▼

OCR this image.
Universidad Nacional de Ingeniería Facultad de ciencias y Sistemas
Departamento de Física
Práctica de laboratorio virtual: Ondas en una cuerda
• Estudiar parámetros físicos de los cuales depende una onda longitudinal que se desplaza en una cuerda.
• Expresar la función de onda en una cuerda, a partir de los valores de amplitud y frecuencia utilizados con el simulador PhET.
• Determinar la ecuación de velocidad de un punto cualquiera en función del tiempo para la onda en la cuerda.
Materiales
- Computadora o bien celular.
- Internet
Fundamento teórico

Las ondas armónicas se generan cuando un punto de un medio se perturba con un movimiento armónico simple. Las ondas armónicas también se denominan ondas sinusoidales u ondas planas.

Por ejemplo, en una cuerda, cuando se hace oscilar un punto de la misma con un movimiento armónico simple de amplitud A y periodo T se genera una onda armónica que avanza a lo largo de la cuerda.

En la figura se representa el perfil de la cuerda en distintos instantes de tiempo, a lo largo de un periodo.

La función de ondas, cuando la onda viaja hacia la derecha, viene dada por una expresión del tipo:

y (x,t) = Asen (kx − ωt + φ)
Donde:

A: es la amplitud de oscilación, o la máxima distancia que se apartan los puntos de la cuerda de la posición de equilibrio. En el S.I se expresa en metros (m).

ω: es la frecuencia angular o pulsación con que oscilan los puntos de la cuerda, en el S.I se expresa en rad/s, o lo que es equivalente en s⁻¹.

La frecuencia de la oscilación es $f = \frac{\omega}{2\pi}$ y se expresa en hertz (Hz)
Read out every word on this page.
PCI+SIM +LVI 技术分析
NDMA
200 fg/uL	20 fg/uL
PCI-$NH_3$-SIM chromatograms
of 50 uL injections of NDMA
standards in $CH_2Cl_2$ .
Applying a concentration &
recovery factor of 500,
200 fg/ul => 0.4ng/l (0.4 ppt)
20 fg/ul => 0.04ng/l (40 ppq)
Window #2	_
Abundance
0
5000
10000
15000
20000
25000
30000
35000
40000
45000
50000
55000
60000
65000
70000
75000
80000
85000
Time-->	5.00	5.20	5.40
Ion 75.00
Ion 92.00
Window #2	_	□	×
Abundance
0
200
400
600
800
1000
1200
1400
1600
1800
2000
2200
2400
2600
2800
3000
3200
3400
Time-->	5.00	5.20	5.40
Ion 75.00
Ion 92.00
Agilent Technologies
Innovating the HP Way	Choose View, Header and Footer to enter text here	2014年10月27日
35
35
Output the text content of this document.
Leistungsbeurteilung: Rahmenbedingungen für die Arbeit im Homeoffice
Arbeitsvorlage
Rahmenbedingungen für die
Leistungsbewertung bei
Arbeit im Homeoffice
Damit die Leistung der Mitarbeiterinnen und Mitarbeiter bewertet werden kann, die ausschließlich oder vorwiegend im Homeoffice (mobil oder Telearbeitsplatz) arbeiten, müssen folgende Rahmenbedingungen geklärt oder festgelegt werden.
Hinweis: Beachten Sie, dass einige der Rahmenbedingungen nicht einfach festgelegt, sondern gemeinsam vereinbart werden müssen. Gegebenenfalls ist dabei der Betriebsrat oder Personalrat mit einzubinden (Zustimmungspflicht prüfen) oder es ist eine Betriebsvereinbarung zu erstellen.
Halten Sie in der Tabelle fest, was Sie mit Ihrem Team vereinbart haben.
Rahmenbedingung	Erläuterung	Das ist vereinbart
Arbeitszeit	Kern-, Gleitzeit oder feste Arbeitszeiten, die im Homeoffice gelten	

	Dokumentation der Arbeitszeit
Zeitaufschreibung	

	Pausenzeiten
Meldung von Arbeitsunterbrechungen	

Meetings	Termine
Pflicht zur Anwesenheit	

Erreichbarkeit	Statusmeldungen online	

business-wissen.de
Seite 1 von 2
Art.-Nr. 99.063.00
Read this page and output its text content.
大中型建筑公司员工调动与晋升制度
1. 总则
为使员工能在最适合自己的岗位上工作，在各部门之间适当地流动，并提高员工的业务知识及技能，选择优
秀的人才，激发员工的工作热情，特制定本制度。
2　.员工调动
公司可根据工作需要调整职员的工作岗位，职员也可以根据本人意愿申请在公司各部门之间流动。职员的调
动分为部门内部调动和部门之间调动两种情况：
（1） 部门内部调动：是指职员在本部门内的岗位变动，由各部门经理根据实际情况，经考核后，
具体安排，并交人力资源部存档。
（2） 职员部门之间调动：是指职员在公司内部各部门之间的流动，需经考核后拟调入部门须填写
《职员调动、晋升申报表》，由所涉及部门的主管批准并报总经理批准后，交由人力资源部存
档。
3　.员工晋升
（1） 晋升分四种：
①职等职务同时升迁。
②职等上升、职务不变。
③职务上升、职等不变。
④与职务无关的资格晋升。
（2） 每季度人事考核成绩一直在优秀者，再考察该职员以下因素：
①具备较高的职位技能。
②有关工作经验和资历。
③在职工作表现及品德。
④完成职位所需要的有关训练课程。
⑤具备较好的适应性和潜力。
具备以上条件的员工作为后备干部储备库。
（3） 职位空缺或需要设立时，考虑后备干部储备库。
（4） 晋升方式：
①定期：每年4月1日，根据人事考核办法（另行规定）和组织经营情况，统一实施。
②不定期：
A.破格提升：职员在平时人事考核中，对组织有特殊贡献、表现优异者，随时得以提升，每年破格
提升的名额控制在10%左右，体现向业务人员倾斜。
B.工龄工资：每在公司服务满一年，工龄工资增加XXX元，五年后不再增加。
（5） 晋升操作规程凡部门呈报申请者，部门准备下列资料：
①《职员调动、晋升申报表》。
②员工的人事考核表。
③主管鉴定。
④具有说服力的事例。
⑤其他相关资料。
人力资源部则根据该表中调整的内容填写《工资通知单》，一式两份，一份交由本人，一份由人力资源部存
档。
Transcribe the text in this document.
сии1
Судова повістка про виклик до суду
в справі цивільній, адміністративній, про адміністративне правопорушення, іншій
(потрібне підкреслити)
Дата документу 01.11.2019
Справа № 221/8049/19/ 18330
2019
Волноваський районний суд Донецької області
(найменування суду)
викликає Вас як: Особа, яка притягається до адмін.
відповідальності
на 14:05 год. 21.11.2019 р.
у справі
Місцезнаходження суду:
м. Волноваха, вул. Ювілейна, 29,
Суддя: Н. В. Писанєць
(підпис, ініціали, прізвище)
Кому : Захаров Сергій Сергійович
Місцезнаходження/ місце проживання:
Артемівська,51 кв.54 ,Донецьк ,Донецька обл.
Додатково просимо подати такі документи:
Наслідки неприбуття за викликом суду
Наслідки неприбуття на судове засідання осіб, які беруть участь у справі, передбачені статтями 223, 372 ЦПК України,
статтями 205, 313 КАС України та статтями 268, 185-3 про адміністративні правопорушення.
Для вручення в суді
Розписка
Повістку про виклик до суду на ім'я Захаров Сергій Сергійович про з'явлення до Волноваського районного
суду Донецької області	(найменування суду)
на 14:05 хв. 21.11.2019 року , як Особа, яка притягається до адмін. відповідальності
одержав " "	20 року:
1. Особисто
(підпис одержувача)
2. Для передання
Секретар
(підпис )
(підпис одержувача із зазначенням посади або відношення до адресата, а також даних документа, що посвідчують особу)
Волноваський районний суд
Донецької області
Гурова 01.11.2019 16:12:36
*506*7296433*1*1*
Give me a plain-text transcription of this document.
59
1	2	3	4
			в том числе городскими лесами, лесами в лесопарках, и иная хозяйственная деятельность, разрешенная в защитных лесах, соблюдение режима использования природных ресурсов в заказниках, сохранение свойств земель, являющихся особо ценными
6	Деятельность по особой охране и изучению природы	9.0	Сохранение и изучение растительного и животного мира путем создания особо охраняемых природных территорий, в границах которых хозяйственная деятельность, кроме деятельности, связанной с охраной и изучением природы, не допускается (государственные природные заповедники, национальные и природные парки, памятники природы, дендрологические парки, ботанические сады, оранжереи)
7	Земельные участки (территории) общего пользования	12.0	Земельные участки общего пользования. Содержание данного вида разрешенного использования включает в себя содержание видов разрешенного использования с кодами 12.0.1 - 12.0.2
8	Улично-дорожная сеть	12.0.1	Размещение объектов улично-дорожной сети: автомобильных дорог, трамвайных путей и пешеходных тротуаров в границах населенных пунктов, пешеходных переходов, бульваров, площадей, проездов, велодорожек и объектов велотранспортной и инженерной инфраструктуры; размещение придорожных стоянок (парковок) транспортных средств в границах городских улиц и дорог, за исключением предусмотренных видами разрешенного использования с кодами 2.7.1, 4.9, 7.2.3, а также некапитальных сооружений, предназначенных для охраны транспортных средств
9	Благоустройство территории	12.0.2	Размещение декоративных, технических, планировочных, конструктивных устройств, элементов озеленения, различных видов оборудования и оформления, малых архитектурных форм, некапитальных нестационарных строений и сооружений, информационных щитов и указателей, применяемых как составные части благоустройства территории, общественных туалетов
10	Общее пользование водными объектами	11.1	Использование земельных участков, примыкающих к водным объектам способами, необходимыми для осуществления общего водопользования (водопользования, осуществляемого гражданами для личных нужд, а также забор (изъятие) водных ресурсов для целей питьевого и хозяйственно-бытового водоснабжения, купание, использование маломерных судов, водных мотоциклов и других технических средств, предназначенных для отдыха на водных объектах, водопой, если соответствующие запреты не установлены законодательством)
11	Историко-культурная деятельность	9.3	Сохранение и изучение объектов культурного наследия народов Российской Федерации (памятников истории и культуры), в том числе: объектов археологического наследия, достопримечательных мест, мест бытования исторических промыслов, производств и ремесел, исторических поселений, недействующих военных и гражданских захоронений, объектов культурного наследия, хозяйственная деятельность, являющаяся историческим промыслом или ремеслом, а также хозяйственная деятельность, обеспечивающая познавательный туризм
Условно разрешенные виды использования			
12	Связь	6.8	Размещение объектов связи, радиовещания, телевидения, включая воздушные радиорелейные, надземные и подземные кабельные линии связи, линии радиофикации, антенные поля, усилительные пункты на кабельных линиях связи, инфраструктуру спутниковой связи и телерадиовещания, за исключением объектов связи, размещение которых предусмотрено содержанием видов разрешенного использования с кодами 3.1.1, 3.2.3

▲

▸ **WRITTEN TASK**:
Out of the material above, gather each line where "text" appears.

▸ **EXERCISE ANSWER**:
Innovating the HP Way	Choose View, Header and Footer to enter text here	2014年10月27日
Output the text content of this document.
Read this page and output its text content.
Transcribe the text in this document.
Give me a plain-text transcription of this document.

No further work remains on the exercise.